GIVEN INSTRUCTION: Every line of the material below must be repeated exactly.

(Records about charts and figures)
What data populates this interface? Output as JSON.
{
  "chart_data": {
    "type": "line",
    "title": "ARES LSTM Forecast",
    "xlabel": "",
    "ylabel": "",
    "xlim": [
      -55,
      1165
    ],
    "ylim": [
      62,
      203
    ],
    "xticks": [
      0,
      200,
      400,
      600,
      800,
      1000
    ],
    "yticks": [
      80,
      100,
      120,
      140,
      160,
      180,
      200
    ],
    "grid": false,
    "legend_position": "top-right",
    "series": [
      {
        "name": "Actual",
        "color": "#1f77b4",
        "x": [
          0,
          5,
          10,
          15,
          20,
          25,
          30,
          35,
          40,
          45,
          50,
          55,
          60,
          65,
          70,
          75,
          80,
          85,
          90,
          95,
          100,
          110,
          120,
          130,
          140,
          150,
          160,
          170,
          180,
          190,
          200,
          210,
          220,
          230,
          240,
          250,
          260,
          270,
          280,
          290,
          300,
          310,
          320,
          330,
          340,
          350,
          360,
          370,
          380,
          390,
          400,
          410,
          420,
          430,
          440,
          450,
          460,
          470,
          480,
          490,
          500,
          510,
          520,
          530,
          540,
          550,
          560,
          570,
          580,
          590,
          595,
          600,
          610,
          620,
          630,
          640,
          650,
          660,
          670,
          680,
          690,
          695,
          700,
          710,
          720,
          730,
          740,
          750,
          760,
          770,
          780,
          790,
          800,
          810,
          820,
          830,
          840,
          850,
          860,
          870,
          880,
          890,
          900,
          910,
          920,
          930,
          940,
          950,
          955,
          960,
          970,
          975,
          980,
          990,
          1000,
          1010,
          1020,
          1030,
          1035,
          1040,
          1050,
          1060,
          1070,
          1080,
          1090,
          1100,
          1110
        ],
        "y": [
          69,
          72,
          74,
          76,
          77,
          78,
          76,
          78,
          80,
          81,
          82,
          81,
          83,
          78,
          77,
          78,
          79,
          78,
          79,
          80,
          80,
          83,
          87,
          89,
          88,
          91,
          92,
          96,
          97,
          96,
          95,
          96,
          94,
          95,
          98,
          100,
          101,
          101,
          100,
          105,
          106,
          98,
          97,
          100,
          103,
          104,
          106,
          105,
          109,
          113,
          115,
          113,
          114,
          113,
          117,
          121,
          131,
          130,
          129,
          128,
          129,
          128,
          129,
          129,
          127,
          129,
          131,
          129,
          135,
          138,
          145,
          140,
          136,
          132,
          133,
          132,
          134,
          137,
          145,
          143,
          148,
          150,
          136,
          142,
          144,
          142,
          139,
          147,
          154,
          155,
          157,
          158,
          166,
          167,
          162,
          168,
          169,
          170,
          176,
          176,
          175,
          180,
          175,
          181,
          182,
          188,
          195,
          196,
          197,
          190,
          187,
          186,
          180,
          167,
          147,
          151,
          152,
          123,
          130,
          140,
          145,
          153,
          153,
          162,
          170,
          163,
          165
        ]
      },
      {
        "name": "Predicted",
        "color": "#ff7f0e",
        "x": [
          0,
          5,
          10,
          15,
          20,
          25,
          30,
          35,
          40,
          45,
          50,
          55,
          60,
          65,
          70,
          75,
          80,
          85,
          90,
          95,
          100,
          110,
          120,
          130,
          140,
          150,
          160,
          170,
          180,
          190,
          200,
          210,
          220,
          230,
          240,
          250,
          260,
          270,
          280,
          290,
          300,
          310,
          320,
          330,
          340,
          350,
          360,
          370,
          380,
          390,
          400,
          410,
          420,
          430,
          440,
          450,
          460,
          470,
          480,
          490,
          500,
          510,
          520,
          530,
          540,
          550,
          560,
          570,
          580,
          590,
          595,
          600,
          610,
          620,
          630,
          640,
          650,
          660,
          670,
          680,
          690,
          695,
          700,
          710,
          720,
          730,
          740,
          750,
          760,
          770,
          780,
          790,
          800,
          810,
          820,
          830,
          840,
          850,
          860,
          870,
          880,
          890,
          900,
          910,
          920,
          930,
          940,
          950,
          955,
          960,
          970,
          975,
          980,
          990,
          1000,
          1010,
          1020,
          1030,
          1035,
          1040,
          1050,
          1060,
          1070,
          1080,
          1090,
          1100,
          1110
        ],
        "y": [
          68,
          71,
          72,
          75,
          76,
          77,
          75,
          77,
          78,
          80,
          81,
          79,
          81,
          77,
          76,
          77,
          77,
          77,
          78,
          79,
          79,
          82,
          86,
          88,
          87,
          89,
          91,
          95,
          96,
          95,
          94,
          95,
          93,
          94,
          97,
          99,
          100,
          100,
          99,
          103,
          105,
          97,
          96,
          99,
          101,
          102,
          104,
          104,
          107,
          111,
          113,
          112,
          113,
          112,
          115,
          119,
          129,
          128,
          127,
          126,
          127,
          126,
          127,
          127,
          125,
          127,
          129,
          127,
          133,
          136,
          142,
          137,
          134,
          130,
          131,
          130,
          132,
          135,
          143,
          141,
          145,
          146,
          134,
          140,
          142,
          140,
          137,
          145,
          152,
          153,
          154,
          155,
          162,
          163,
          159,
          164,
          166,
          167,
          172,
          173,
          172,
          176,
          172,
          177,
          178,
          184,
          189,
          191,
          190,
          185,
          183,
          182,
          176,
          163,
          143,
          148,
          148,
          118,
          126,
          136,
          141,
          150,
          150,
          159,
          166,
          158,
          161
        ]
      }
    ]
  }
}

THE OUTPUT:
What data populates this interface? Output as JSON.
{
  "chart_data": {
    "type": "line",
    "title": "ARES LSTM Forecast",
    "xlabel": "",
    "ylabel": "",
    "xlim": [
      -55,
      1165
    ],
    "ylim": [
      62,
      203
    ],
    "xticks": [
      0,
      200,
      400,
      600,
      800,
      1000
    ],
    "yticks": [
      80,
      100,
      120,
      140,
      160,
      180,
      200
    ],
    "grid": false,
    "legend_position": "top-right",
    "series": [
      {
        "name": "Actual",
        "color": "#1f77b4",
        "x": [
          0,
          5,
          10,
          15,
          20,
          25,
          30,
          35,
          40,
          45,
          50,
          55,
          60,
          65,
          70,
          75,
          80,
          85,
          90,
          95,
          100,
          110,
          120,
          130,
          140,
          150,
          160,
          170,
          180,
          190,
          200,
          210,
          220,
          230,
          240,
          250,
          260,
          270,
          280,
          290,
          300,
          310,
          320,
          330,
          340,
          350,
          360,
          370,
          380,
          390,
          400,
          410,
          420,
          430,
          440,
          450,
          460,
          470,
          480,
          490,
          500,
          510,
          520,
          530,
          540,
          550,
          560,
          570,
          580,
          590,
          595,
          600,
          610,
          620,
          630,
          640,
          650,
          660,
          670,
          680,
          690,
          695,
          700,
          710,
          720,
          730,
          740,
          750,
          760,
          770,
          780,
          790,
          800,
          810,
          820,
          830,
          840,
          850,
          860,
          870,
          880,
          890,
          900,
          910,
          920,
          930,
          940,
          950,
          955,
          960,
          970,
          975,
          980,
          990,
          1000,
          1010,
          1020,
          1030,
          1035,
          1040,
          1050,
          1060,
          1070,
          1080,
          1090,
          1100,
          1110
        ],
        "y": [
          69,
          72,
          74,
          76,
          77,
          78,
          76,
          78,
          80,
          81,
          82,
          81,
          83,
          78,
          77,
          78,
          79,
          78,
          79,
          80,
          80,
          83,
          87,
          89,
          88,
          91,
          92,
          96,
          97,
          96,
          95,
          96,
          94,
          95,
          98,
          100,
          101,
          101,
          100,
          105,
          106,
          98,
          97,
          100,
          103,
          104,
          106,
          105,
          109,
          113,
          115,
          113,
          114,
          113,
          117,
          121,
          131,
          130,
          129,
          128,
          129,
          128,
          129,
          129,
          127,
          129,
          131,
          129,
          135,
          138,
          145,
          140,
          136,
          132,
          133,
          132,
          134,
          137,
          145,
          143,
          148,
          150,
          136,
          142,
          144,
          142,
          139,
          147,
          154,
          155,
          157,
          158,
          166,
          167,
          162,
          168,
          169,
          170,
          176,
          176,
          175,
          180,
          175,
          181,
          182,
          188,
          195,
          196,
          197,
          190,
          187,
          186,
          180,
          167,
          147,
          151,
          152,
          123,
          130,
          140,
          145,
          153,
          153,
          162,
          170,
          163,
          165
        ]
      },
      {
        "name": "Predicted",
        "color": "#ff7f0e",
        "x": [
          0,
          5,
          10,
          15,
          20,
          25,
          30,
          35,
          40,
          45,
          50,
          55,
          60,
          65,
          70,
          75,
          80,
          85,
          90,
          95,
          100,
          110,
          120,
          130,
          140,
          150,
          160,
          170,
          180,
          190,
          200,
          210,
          220,
          230,
          240,
          250,
          260,
          270,
          280,
          290,
          300,
          310,
          320,
          330,
          340,
          350,
          360,
          370,
          380,
          390,
          400,
          410,
          420,
          430,
          440,
          450,
          460,
          470,
          480,
          490,
          500,
          510,
          520,
          530,
          540,
          550,
          560,
          570,
          580,
          590,
          595,
          600,
          610,
          620,
          630,
          640,
          650,
          660,
          670,
          680,
          690,
          695,
          700,
          710,
          720,
          730,
          740,
          750,
          760,
          770,
          780,
          790,
          800,
          810,
          820,
          830,
          840,
          850,
          860,
          870,
          880,
          890,
          900,
          910,
          920,
          930,
          940,
          950,
          955,
          960,
          970,
          975,
          980,
          990,
          1000,
          1010,
          1020,
          1030,
          1035,
          1040,
          1050,
          1060,
          1070,
          1080,
          1090,
          1100,
          1110
        ],
        "y": [
          68,
          71,
          72,
          75,
          76,
          77,
          75,
          77,
          78,
          80,
          81,
          79,
          81,
          77,
          76,
          77,
          77,
          77,
          78,
          79,
          79,
          82,
          86,
          88,
          87,
          89,
          91,
          95,
          96,
          95,
          94,
          95,
          93,
          94,
          97,
          99,
          100,
          100,
          99,
          103,
          105,
          97,
          96,
          99,
          101,
          102,
          104,
          104,
          107,
          111,
          113,
          112,
          113,
          112,
          115,
          119,
          129,
          128,
          127,
          126,
          127,
          126,
          127,
          127,
          125,
          127,
          129,
          127,
          133,
          136,
          142,
          137,
          134,
          130,
          131,
          130,
          132,
          135,
          143,
          141,
          145,
          146,
          134,
          140,
          142,
          140,
          137,
          145,
          152,
          153,
          154,
          155,
          162,
          163,
          159,
          164,
          166,
          167,
          172,
          173,
          172,
          176,
          172,
          177,
          178,
          184,
          189,
          191,
          190,
          185,
          183,
          182,
          176,
          163,
          143,
          148,
          148,
          118,
          126,
          136,
          141,
          150,
          150,
          159,
          166,
          158,
          161
        ]
      }
    ]
  }
}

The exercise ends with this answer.